Every entry should be repeated exactly. Omit the pictures.

— Records shown —
>>>>>
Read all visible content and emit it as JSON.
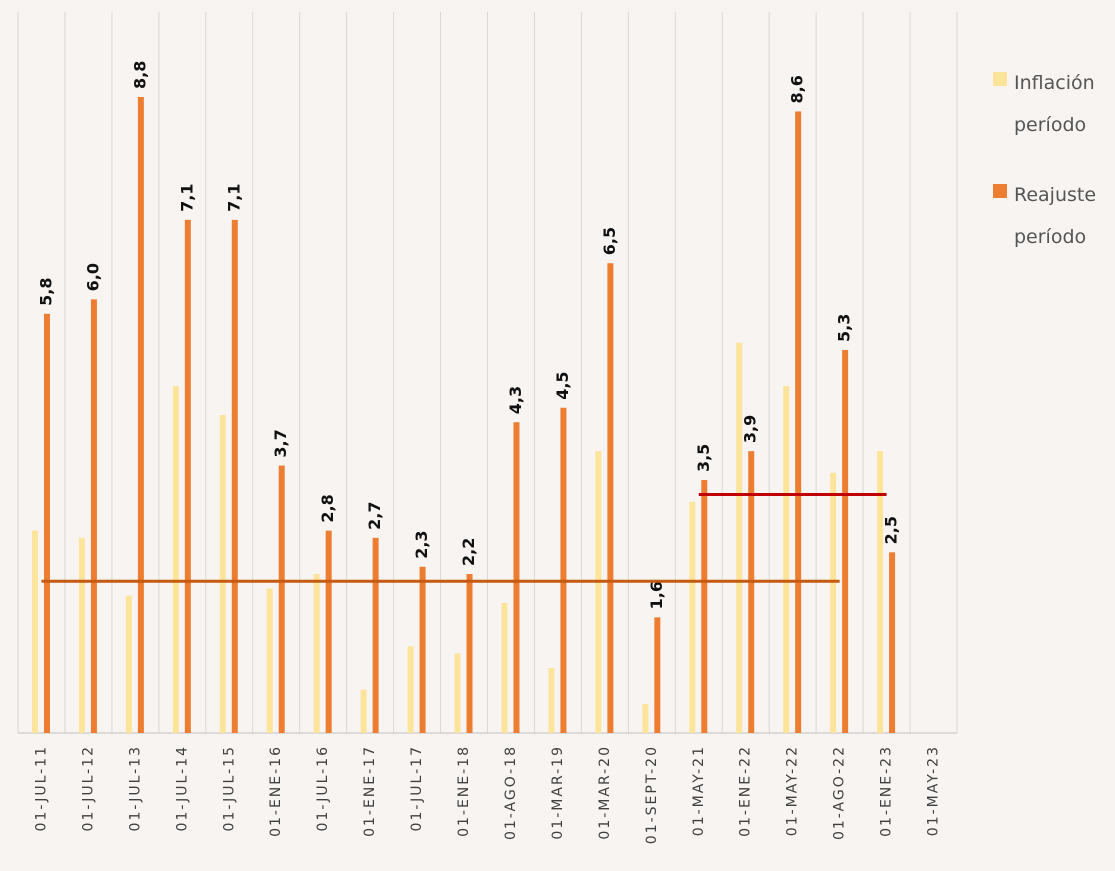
{
  "chart_data": {
    "type": "bar",
    "categories": [
      "01-JUL-11",
      "01-JUL-12",
      "01-JUL-13",
      "01-JUL-14",
      "01-JUL-15",
      "01-ENE-16",
      "01-JUL-16",
      "01-ENE-17",
      "01-JUL-17",
      "01-ENE-18",
      "01-AGO-18",
      "01-MAR-19",
      "01-MAR-20",
      "01-SEPT-20",
      "01-MAY-21",
      "01-ENE-22",
      "01-MAY-22",
      "01-AGO-22",
      "01-ENE-23",
      "01-MAY-23"
    ],
    "series": [
      {
        "name": "Inflación período",
        "color": "#fde49b",
        "values": [
          2.8,
          2.7,
          1.9,
          4.8,
          4.4,
          2.0,
          2.2,
          0.6,
          1.2,
          1.1,
          1.8,
          0.9,
          3.9,
          0.4,
          3.2,
          5.4,
          4.8,
          3.6,
          3.9,
          null
        ]
      },
      {
        "name": "Reajuste período",
        "color": "#ed7d31",
        "values": [
          5.8,
          6.0,
          8.8,
          7.1,
          7.1,
          3.7,
          2.8,
          2.7,
          2.3,
          2.2,
          4.3,
          4.5,
          6.5,
          1.6,
          3.5,
          3.9,
          8.6,
          5.3,
          2.5,
          null
        ],
        "value_labels": [
          "5,8",
          "6,0",
          "8,8",
          "7,1",
          "7,1",
          "3,7",
          "2,8",
          "2,7",
          "2,3",
          "2,2",
          "4,3",
          "4,5",
          "6,5",
          "1,6",
          "3,5",
          "3,9",
          "8,6",
          "5,3",
          "2,5",
          null
        ]
      }
    ],
    "reference_lines": [
      {
        "value": 2.1,
        "start": "01-JUL-11",
        "end": "01-AGO-22",
        "color": "#c55a11"
      },
      {
        "value": 3.3,
        "start": "01-MAY-21",
        "end": "01-ENE-23",
        "color": "#c00000"
      }
    ],
    "ylim": [
      0,
      8.8
    ],
    "grid": true,
    "legend": "right"
  }
}
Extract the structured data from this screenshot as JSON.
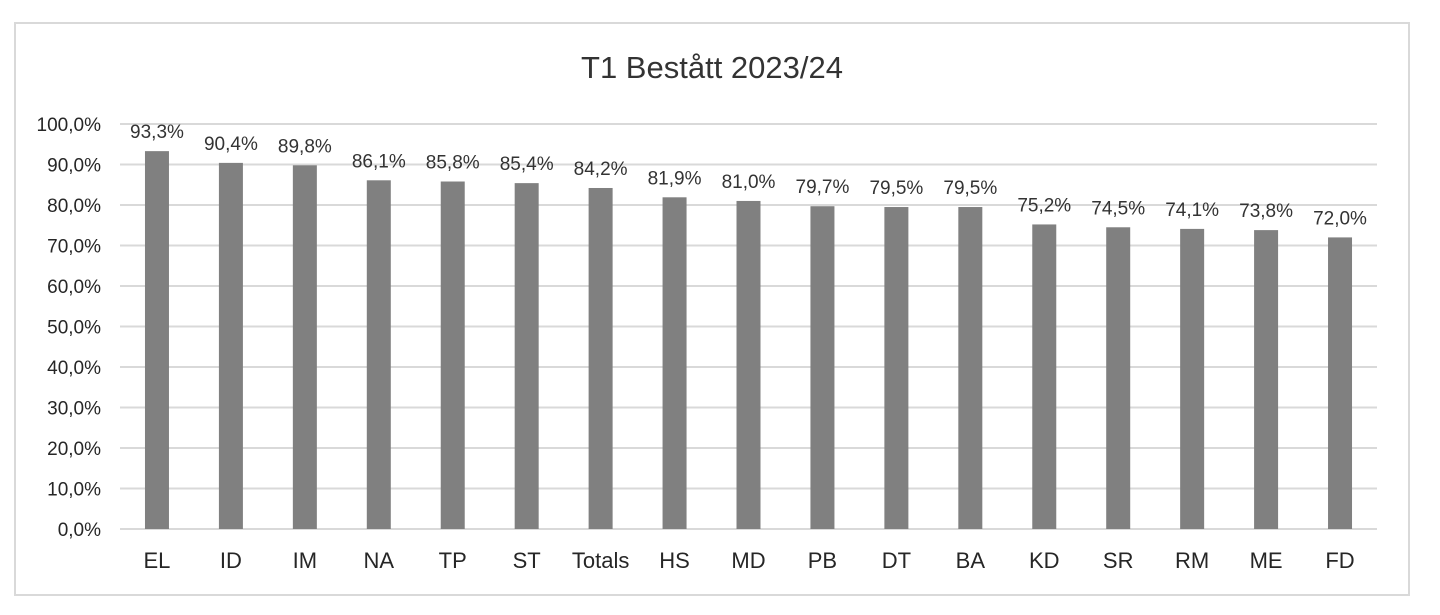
<<<<<
— Full solution —
Read all visible content and emit it as JSON.
{
  "chart_data": {
    "type": "bar",
    "categories": [
      "01-JUL-11",
      "01-JUL-12",
      "01-JUL-13",
      "01-JUL-14",
      "01-JUL-15",
      "01-ENE-16",
      "01-JUL-16",
      "01-ENE-17",
      "01-JUL-17",
      "01-ENE-18",
      "01-AGO-18",
      "01-MAR-19",
      "01-MAR-20",
      "01-SEPT-20",
      "01-MAY-21",
      "01-ENE-22",
      "01-MAY-22",
      "01-AGO-22",
      "01-ENE-23",
      "01-MAY-23"
    ],
    "series": [
      {
        "name": "Inflación período",
        "color": "#fde49b",
        "values": [
          2.8,
          2.7,
          1.9,
          4.8,
          4.4,
          2.0,
          2.2,
          0.6,
          1.2,
          1.1,
          1.8,
          0.9,
          3.9,
          0.4,
          3.2,
          5.4,
          4.8,
          3.6,
          3.9,
          null
        ]
      },
      {
        "name": "Reajuste período",
        "color": "#ed7d31",
        "values": [
          5.8,
          6.0,
          8.8,
          7.1,
          7.1,
          3.7,
          2.8,
          2.7,
          2.3,
          2.2,
          4.3,
          4.5,
          6.5,
          1.6,
          3.5,
          3.9,
          8.6,
          5.3,
          2.5,
          null
        ],
        "value_labels": [
          "5,8",
          "6,0",
          "8,8",
          "7,1",
          "7,1",
          "3,7",
          "2,8",
          "2,7",
          "2,3",
          "2,2",
          "4,3",
          "4,5",
          "6,5",
          "1,6",
          "3,5",
          "3,9",
          "8,6",
          "5,3",
          "2,5",
          null
        ]
      }
    ],
    "reference_lines": [
      {
        "value": 2.1,
        "start": "01-JUL-11",
        "end": "01-AGO-22",
        "color": "#c55a11"
      },
      {
        "value": 3.3,
        "start": "01-MAY-21",
        "end": "01-ENE-23",
        "color": "#c00000"
      }
    ],
    "ylim": [
      0,
      8.8
    ],
    "grid": true,
    "legend": "right"
  }
}
Extract the structured data from this screenshot as JSON.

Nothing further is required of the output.